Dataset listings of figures
####################

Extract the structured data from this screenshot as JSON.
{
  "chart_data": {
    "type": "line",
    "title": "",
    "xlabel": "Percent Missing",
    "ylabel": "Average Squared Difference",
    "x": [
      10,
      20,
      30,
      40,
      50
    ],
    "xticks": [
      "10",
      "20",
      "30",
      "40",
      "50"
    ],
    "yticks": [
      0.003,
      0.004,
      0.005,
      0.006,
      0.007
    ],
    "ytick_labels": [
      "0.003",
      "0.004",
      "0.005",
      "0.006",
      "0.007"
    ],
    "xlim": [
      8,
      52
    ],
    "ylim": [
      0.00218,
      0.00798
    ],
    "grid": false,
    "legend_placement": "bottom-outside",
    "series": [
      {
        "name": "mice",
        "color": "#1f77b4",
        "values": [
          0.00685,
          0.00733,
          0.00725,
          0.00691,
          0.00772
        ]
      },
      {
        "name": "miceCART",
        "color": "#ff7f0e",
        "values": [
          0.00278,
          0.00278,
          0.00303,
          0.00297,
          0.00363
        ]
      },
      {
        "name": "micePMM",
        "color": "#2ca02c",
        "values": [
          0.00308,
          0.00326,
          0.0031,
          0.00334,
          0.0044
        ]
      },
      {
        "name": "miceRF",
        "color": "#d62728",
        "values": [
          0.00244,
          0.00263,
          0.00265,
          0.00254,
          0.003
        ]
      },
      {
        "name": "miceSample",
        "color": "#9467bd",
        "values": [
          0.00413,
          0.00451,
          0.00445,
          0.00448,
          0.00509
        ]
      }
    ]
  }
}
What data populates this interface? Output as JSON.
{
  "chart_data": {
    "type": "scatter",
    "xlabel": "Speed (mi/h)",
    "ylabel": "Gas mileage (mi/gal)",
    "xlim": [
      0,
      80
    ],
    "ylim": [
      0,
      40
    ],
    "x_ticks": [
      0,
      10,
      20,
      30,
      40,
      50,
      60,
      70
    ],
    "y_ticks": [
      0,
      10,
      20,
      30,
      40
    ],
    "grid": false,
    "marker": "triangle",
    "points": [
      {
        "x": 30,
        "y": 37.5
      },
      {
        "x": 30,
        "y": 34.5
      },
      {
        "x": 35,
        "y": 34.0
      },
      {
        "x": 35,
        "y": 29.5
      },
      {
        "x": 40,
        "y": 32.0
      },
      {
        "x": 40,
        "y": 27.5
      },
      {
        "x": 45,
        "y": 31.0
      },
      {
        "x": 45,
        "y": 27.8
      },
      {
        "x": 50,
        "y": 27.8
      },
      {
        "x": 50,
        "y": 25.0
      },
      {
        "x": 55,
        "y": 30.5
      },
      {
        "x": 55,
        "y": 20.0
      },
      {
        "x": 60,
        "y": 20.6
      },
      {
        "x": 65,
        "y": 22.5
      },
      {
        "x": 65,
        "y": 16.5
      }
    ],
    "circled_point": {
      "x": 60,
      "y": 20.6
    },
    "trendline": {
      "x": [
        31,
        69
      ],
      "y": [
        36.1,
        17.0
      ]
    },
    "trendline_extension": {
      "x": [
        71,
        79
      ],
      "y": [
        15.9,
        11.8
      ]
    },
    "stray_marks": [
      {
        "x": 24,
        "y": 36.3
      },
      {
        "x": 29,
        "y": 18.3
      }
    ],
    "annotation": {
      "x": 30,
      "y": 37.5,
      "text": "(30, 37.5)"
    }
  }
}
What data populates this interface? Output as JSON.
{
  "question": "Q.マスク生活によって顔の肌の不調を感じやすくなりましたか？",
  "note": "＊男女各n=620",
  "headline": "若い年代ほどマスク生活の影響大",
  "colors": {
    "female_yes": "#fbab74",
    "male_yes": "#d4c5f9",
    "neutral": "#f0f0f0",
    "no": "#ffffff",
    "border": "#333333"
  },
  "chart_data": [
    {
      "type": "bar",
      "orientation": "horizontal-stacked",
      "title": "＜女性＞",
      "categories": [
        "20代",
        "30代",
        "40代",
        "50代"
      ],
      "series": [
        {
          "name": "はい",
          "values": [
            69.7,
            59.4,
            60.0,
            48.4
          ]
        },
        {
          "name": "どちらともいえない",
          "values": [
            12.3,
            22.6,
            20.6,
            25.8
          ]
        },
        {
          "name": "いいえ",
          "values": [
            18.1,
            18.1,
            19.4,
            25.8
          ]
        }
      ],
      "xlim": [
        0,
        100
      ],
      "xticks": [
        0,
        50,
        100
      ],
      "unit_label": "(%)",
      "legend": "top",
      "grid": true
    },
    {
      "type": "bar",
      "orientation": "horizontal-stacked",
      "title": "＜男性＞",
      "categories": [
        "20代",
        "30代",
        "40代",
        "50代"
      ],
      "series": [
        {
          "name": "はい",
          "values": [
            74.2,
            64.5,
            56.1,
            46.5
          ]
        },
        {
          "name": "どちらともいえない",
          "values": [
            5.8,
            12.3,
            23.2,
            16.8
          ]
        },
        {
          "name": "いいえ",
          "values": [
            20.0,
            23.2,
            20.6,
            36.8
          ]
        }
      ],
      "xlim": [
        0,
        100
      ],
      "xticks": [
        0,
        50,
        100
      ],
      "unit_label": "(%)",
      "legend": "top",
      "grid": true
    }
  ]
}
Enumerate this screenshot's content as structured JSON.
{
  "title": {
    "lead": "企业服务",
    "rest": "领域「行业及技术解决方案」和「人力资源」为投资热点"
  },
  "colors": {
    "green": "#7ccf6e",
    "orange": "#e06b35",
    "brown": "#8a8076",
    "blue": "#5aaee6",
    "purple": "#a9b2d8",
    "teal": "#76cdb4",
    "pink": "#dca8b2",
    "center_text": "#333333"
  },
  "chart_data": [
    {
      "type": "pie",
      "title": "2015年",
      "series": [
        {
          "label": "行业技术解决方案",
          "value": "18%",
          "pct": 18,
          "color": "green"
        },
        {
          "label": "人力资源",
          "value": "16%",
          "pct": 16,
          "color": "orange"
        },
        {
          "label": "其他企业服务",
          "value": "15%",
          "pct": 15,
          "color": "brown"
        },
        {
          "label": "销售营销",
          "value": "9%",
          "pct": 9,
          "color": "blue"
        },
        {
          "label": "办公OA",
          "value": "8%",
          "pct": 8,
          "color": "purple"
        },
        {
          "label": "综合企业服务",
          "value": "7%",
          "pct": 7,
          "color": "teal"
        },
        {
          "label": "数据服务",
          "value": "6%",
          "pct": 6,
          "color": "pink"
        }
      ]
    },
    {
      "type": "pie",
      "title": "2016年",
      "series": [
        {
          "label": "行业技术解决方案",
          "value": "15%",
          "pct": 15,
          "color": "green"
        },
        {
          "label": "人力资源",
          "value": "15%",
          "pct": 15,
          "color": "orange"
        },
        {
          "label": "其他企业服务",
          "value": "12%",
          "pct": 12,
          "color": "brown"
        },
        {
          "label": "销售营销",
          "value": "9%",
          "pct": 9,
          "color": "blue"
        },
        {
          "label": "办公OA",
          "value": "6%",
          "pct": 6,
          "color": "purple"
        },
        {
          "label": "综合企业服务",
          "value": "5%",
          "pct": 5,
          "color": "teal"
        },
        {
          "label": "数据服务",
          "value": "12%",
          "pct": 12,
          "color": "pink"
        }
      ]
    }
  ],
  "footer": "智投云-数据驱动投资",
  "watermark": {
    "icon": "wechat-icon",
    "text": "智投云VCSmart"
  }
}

####################

_TASK DIRECTIONS:_ Make an exact copy of every entry.

_REPLY:_
Extract the structured data from this screenshot as JSON.
{
  "chart_data": {
    "type": "line",
    "title": "",
    "xlabel": "Percent Missing",
    "ylabel": "Average Squared Difference",
    "x": [
      10,
      20,
      30,
      40,
      50
    ],
    "xticks": [
      "10",
      "20",
      "30",
      "40",
      "50"
    ],
    "yticks": [
      0.003,
      0.004,
      0.005,
      0.006,
      0.007
    ],
    "ytick_labels": [
      "0.003",
      "0.004",
      "0.005",
      "0.006",
      "0.007"
    ],
    "xlim": [
      8,
      52
    ],
    "ylim": [
      0.00218,
      0.00798
    ],
    "grid": false,
    "legend_placement": "bottom-outside",
    "series": [
      {
        "name": "mice",
        "color": "#1f77b4",
        "values": [
          0.00685,
          0.00733,
          0.00725,
          0.00691,
          0.00772
        ]
      },
      {
        "name": "miceCART",
        "color": "#ff7f0e",
        "values": [
          0.00278,
          0.00278,
          0.00303,
          0.00297,
          0.00363
        ]
      },
      {
        "name": "micePMM",
        "color": "#2ca02c",
        "values": [
          0.00308,
          0.00326,
          0.0031,
          0.00334,
          0.0044
        ]
      },
      {
        "name": "miceRF",
        "color": "#d62728",
        "values": [
          0.00244,
          0.00263,
          0.00265,
          0.00254,
          0.003
        ]
      },
      {
        "name": "miceSample",
        "color": "#9467bd",
        "values": [
          0.00413,
          0.00451,
          0.00445,
          0.00448,
          0.00509
        ]
      }
    ]
  }
}
What data populates this interface? Output as JSON.
{
  "chart_data": {
    "type": "scatter",
    "xlabel": "Speed (mi/h)",
    "ylabel": "Gas mileage (mi/gal)",
    "xlim": [
      0,
      80
    ],
    "ylim": [
      0,
      40
    ],
    "x_ticks": [
      0,
      10,
      20,
      30,
      40,
      50,
      60,
      70
    ],
    "y_ticks": [
      0,
      10,
      20,
      30,
      40
    ],
    "grid": false,
    "marker": "triangle",
    "points": [
      {
        "x": 30,
        "y": 37.5
      },
      {
        "x": 30,
        "y": 34.5
      },
      {
        "x": 35,
        "y": 34.0
      },
      {
        "x": 35,
        "y": 29.5
      },
      {
        "x": 40,
        "y": 32.0
      },
      {
        "x": 40,
        "y": 27.5
      },
      {
        "x": 45,
        "y": 31.0
      },
      {
        "x": 45,
        "y": 27.8
      },
      {
        "x": 50,
        "y": 27.8
      },
      {
        "x": 50,
        "y": 25.0
      },
      {
        "x": 55,
        "y": 30.5
      },
      {
        "x": 55,
        "y": 20.0
      },
      {
        "x": 60,
        "y": 20.6
      },
      {
        "x": 65,
        "y": 22.5
      },
      {
        "x": 65,
        "y": 16.5
      }
    ],
    "circled_point": {
      "x": 60,
      "y": 20.6
    },
    "trendline": {
      "x": [
        31,
        69
      ],
      "y": [
        36.1,
        17.0
      ]
    },
    "trendline_extension": {
      "x": [
        71,
        79
      ],
      "y": [
        15.9,
        11.8
      ]
    },
    "stray_marks": [
      {
        "x": 24,
        "y": 36.3
      },
      {
        "x": 29,
        "y": 18.3
      }
    ],
    "annotation": {
      "x": 30,
      "y": 37.5,
      "text": "(30, 37.5)"
    }
  }
}
What data populates this interface? Output as JSON.
{
  "question": "Q.マスク生活によって顔の肌の不調を感じやすくなりましたか？",
  "note": "＊男女各n=620",
  "headline": "若い年代ほどマスク生活の影響大",
  "colors": {
    "female_yes": "#fbab74",
    "male_yes": "#d4c5f9",
    "neutral": "#f0f0f0",
    "no": "#ffffff",
    "border": "#333333"
  },
  "chart_data": [
    {
      "type": "bar",
      "orientation": "horizontal-stacked",
      "title": "＜女性＞",
      "categories": [
        "20代",
        "30代",
        "40代",
        "50代"
      ],
      "series": [
        {
          "name": "はい",
          "values": [
            69.7,
            59.4,
            60.0,
            48.4
          ]
        },
        {
          "name": "どちらともいえない",
          "values": [
            12.3,
            22.6,
            20.6,
            25.8
          ]
        },
        {
          "name": "いいえ",
          "values": [
            18.1,
            18.1,
            19.4,
            25.8
          ]
        }
      ],
      "xlim": [
        0,
        100
      ],
      "xticks": [
        0,
        50,
        100
      ],
      "unit_label": "(%)",
      "legend": "top",
      "grid": true
    },
    {
      "type": "bar",
      "orientation": "horizontal-stacked",
      "title": "＜男性＞",
      "categories": [
        "20代",
        "30代",
        "40代",
        "50代"
      ],
      "series": [
        {
          "name": "はい",
          "values": [
            74.2,
            64.5,
            56.1,
            46.5
          ]
        },
        {
          "name": "どちらともいえない",
          "values": [
            5.8,
            12.3,
            23.2,
            16.8
          ]
        },
        {
          "name": "いいえ",
          "values": [
            20.0,
            23.2,
            20.6,
            36.8
          ]
        }
      ],
      "xlim": [
        0,
        100
      ],
      "xticks": [
        0,
        50,
        100
      ],
      "unit_label": "(%)",
      "legend": "top",
      "grid": true
    }
  ]
}
Enumerate this screenshot's content as structured JSON.
{
  "title": {
    "lead": "企业服务",
    "rest": "领域「行业及技术解决方案」和「人力资源」为投资热点"
  },
  "colors": {
    "green": "#7ccf6e",
    "orange": "#e06b35",
    "brown": "#8a8076",
    "blue": "#5aaee6",
    "purple": "#a9b2d8",
    "teal": "#76cdb4",
    "pink": "#dca8b2",
    "center_text": "#333333"
  },
  "chart_data": [
    {
      "type": "pie",
      "title": "2015年",
      "series": [
        {
          "label": "行业技术解决方案",
          "value": "18%",
          "pct": 18,
          "color": "green"
        },
        {
          "label": "人力资源",
          "value": "16%",
          "pct": 16,
          "color": "orange"
        },
        {
          "label": "其他企业服务",
          "value": "15%",
          "pct": 15,
          "color": "brown"
        },
        {
          "label": "销售营销",
          "value": "9%",
          "pct": 9,
          "color": "blue"
        },
        {
          "label": "办公OA",
          "value": "8%",
          "pct": 8,
          "color": "purple"
        },
        {
          "label": "综合企业服务",
          "value": "7%",
          "pct": 7,
          "color": "teal"
        },
        {
          "label": "数据服务",
          "value": "6%",
          "pct": 6,
          "color": "pink"
        }
      ]
    },
    {
      "type": "pie",
      "title": "2016年",
      "series": [
        {
          "label": "行业技术解决方案",
          "value": "15%",
          "pct": 15,
          "color": "green"
        },
        {
          "label": "人力资源",
          "value": "15%",
          "pct": 15,
          "color": "orange"
        },
        {
          "label": "其他企业服务",
          "value": "12%",
          "pct": 12,
          "color": "brown"
        },
        {
          "label": "销售营销",
          "value": "9%",
          "pct": 9,
          "color": "blue"
        },
        {
          "label": "办公OA",
          "value": "6%",
          "pct": 6,
          "color": "purple"
        },
        {
          "label": "综合企业服务",
          "value": "5%",
          "pct": 5,
          "color": "teal"
        },
        {
          "label": "数据服务",
          "value": "12%",
          "pct": 12,
          "color": "pink"
        }
      ]
    }
  ],
  "footer": "智投云-数据驱动投资",
  "watermark": {
    "icon": "wechat-icon",
    "text": "智投云VCSmart"
  }
}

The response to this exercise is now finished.